* _Stated problem_: Copy each line below without leaving any out.

* _Supplied material_:
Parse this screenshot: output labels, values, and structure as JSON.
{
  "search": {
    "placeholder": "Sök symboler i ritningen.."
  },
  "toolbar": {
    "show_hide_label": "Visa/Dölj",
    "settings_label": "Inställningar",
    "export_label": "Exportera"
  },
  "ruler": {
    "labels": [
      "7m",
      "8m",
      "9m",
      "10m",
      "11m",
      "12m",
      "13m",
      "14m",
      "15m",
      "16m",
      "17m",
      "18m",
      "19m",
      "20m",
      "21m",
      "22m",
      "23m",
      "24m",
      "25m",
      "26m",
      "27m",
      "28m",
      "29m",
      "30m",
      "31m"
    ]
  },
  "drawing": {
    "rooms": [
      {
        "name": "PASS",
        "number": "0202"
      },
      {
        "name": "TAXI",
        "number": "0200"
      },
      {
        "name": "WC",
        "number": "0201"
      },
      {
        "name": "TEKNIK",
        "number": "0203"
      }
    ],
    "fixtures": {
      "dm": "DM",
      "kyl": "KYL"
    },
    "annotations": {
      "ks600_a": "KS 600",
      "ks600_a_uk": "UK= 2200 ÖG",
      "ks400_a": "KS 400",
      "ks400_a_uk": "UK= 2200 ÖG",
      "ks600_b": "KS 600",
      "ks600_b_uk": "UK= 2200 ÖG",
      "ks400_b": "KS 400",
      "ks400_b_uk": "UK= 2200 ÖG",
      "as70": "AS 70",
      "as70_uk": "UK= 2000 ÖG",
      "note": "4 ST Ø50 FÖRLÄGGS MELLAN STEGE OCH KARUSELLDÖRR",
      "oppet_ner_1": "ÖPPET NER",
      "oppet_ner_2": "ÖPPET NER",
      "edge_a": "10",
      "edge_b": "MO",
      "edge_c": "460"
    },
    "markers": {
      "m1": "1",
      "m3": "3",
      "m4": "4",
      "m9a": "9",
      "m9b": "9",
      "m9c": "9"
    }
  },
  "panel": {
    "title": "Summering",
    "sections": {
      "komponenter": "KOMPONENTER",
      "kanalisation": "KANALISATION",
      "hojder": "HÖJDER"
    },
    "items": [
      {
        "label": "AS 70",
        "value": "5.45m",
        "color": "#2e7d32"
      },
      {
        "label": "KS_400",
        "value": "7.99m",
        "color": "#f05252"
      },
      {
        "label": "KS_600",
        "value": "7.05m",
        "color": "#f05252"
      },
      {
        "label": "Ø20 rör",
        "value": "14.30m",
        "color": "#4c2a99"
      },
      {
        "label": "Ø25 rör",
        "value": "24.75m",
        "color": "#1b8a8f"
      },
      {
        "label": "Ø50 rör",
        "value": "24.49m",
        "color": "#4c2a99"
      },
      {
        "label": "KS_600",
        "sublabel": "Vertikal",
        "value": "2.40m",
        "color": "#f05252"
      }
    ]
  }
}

* _Problem solution_:
Parse this screenshot: output labels, values, and structure as JSON.
{
  "search": {
    "placeholder": "Sök symboler i ritningen.."
  },
  "toolbar": {
    "show_hide_label": "Visa/Dölj",
    "settings_label": "Inställningar",
    "export_label": "Exportera"
  },
  "ruler": {
    "labels": [
      "7m",
      "8m",
      "9m",
      "10m",
      "11m",
      "12m",
      "13m",
      "14m",
      "15m",
      "16m",
      "17m",
      "18m",
      "19m",
      "20m",
      "21m",
      "22m",
      "23m",
      "24m",
      "25m",
      "26m",
      "27m",
      "28m",
      "29m",
      "30m",
      "31m"
    ]
  },
  "drawing": {
    "rooms": [
      {
        "name": "PASS",
        "number": "0202"
      },
      {
        "name": "TAXI",
        "number": "0200"
      },
      {
        "name": "WC",
        "number": "0201"
      },
      {
        "name": "TEKNIK",
        "number": "0203"
      }
    ],
    "fixtures": {
      "dm": "DM",
      "kyl": "KYL"
    },
    "annotations": {
      "ks600_a": "KS 600",
      "ks600_a_uk": "UK= 2200 ÖG",
      "ks400_a": "KS 400",
      "ks400_a_uk": "UK= 2200 ÖG",
      "ks600_b": "KS 600",
      "ks600_b_uk": "UK= 2200 ÖG",
      "ks400_b": "KS 400",
      "ks400_b_uk": "UK= 2200 ÖG",
      "as70": "AS 70",
      "as70_uk": "UK= 2000 ÖG",
      "note": "4 ST Ø50 FÖRLÄGGS MELLAN STEGE OCH KARUSELLDÖRR",
      "oppet_ner_1": "ÖPPET NER",
      "oppet_ner_2": "ÖPPET NER",
      "edge_a": "10",
      "edge_b": "MO",
      "edge_c": "460"
    },
    "markers": {
      "m1": "1",
      "m3": "3",
      "m4": "4",
      "m9a": "9",
      "m9b": "9",
      "m9c": "9"
    }
  },
  "panel": {
    "title": "Summering",
    "sections": {
      "komponenter": "KOMPONENTER",
      "kanalisation": "KANALISATION",
      "hojder": "HÖJDER"
    },
    "items": [
      {
        "label": "AS 70",
        "value": "5.45m",
        "color": "#2e7d32"
      },
      {
        "label": "KS_400",
        "value": "7.99m",
        "color": "#f05252"
      },
      {
        "label": "KS_600",
        "value": "7.05m",
        "color": "#f05252"
      },
      {
        "label": "Ø20 rör",
        "value": "14.30m",
        "color": "#4c2a99"
      },
      {
        "label": "Ø25 rör",
        "value": "24.75m",
        "color": "#1b8a8f"
      },
      {
        "label": "Ø50 rör",
        "value": "24.49m",
        "color": "#4c2a99"
      },
      {
        "label": "KS_600",
        "sublabel": "Vertikal",
        "value": "2.40m",
        "color": "#f05252"
      }
    ]
  }
}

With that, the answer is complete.